DOCUMENT SECTION:
Neighbors walked by, most of them with their dogs. They smiled at me as they passed, the silly sight that I must've been out there. "Shalom," they greeted. A golden retriever pup and a yellow lab came to greet me, too. (The highlight of my day.)

In Judaism, the calendar days begin at nightfall. That means that Day 4's nightfall was the start of Purim! But the celebrations began early! Taking a walk around my block, I saw plenty of kids in costume, walking with their families. I passed the school two blocks away and the large public playground beside it. Kids and parents were all about. Music was playing from the school soccer field. A boy dressed as Batman and a girl dressed as a princess chased the ball. Kids were going down the slides and shouting and laughing with glee. You wouldn't know anything else going on in the world.
I noticed the streets getting busier. With fewer missile attacks, people were feeling bolder. It is safer. It's just that we don't know when another attack will come.
That evening, when I was back home, there was a knock on my door. There stood five-year-old Omri, handing me a tin of homemade baked goods he and his mom had made. "Mishloach manot" it's called -- a Purim gift to ensure everyone has food to enjoy the holiday.
DAY 5
Looking at the statistics of missile attacks in Israel, you begin to feel optimistic. You realize that even if Iran hadn't just been talking a big game, their missile capabilities were severely crippled. The Israeli and American militaries had decimated large amounts of Iran's missile launch equipment. The air defenses in Israel, such as the Iron Dome, have been doing an incredible job of keeping us safe and mitigating strikes and damage.
Yet, from the human side, your body takes a toll from the constant disruptions and the need to be on guard throughout the day. You wait for an attack before taking a shower because it feels like a clock reset, so you don't have to run down to the miklat in a towel.

Looking at the statistics now, I see there were only six alerts in my region this day, but my journal entry shows it was a busier day (in terms of attacks). Perception is everything.
Anyway, I was tired of cooking, so I ventured out to the pizza place around the corner, next to the school, for an Italian treat. It's my favorite place to eat in my local neighborhood because you can get two slices of pizza and a can of Coke for 15 shekels ($4.87). What a steal! Why wouldn't I just eat this every day? It's cheaper than groceries!
I ate a couple slices from the restaurant, at the outside table, people-watching kids walking in costumes, hand-in-hand with their parents. I watched the road traffic pick up. Taxi drivers had continued working throughout the war, and now, everyone else was picking up movement between family members' houses. Locals were walking their dogs. One dog was leashed outside the next-door grocery store, with a pastel-colored Pop-it fidget toy hanging from his collar, peering inside the store at his owner.
I took the rest of the pizza pie home with me, just in time for another missile attack around 2 PM. The girls in the shelter (Michal’s daughter and her best friend from a nearby apartment) set up all their squishy fidget toys on the sleeping mat in the miklat, as if they had a toy store, pretending to sell the toys to the brother.

DIRECTION 1: Write out the wartime diary from "I noticed the" to "enjoy the holiday.", swapping "knock" for "tap".
DIRECTION 2: Carry the wartime diary forward with the next part, starting right after its final sentence.

DATASET SECTION:
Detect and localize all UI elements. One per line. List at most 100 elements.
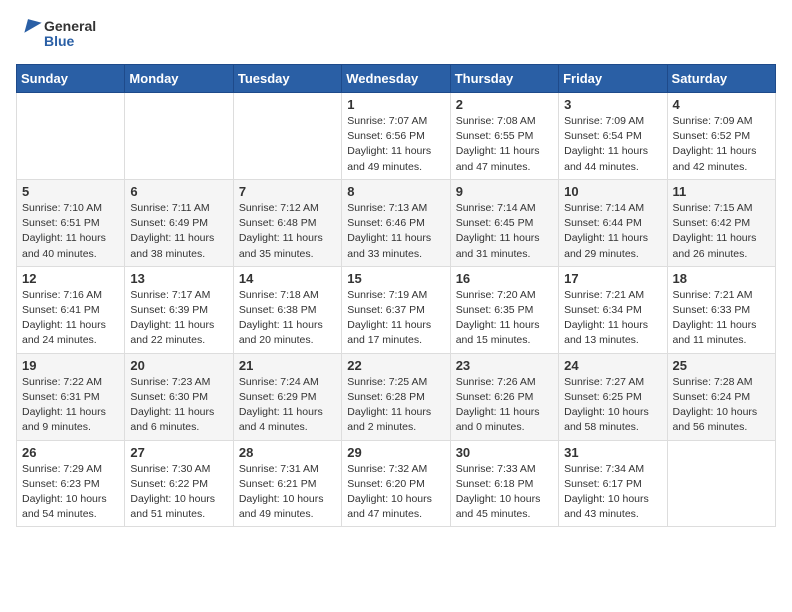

OUTPUT 1:
I noticed the streets getting busier. With fewer missile attacks, people were feeling bolder. It is safer. It's just that we don't know when another attack will come.
That evening, when I was back home, there was a tap on my door. There stood five-year-old Omri, handing me a tin of homemade baked goods he and his mom had made. "Mishloach manot" it's called -- a Purim gift to ensure everyone has food to enjoy the holiday.

OUTPUT 2:
Israel is the only place in the world I've experienced culture shock, and it's because of the people. (Ironically, it's also because of the people that I feel so at home here.) Israelis have a survivalist mentality, as they are largely Jews and descendants of Jews who have been at war for their entire lives, let alone the generations before (wars and pogroms throughout Europe, North Africa, and the Middle East). Since the foundation of Israel, and especially in the last three years since October 7th, Israelis have only known a life of hardship. (Of course, there is plenty of goodness in life, but largely, there has been trauma.) What I'm learning personally through the experience of this particular war is how hard it is physically, as well as mentally. You lack sleep. You forget things. Memory recall hurts your head. You lose your filter. You don't want to mask your emotions. In the routine of running down to the bomb shelter, you have moments of lucidity that deranged, hate-filled people are targeting you personally, you -- a civilian population, just because they hate your people. It's a lot to carry and process.
And then, you sit in the bomb shelter, your neighbors smile and joke with you, and the kids set up a pretend toy store. And this is normal, and it is good. It is wild what becomes normal for us. It is amazing how we adapt.
DAY 6
Overnight Wednesday to Thursday was intense. There were constant alerts between 2 AM and 4 AM. Alex, always chipper, carried my bag for me and made sure everyone was inside the miklat before locking it shut. The booms rang overhead, particularly audible because everyone was sleepy, and in my case, sleepy-cranky, and quiet.
During the last alarm, I noticed a man I had never met before, to whose leg Omri was clinging tightly. His dad had returned.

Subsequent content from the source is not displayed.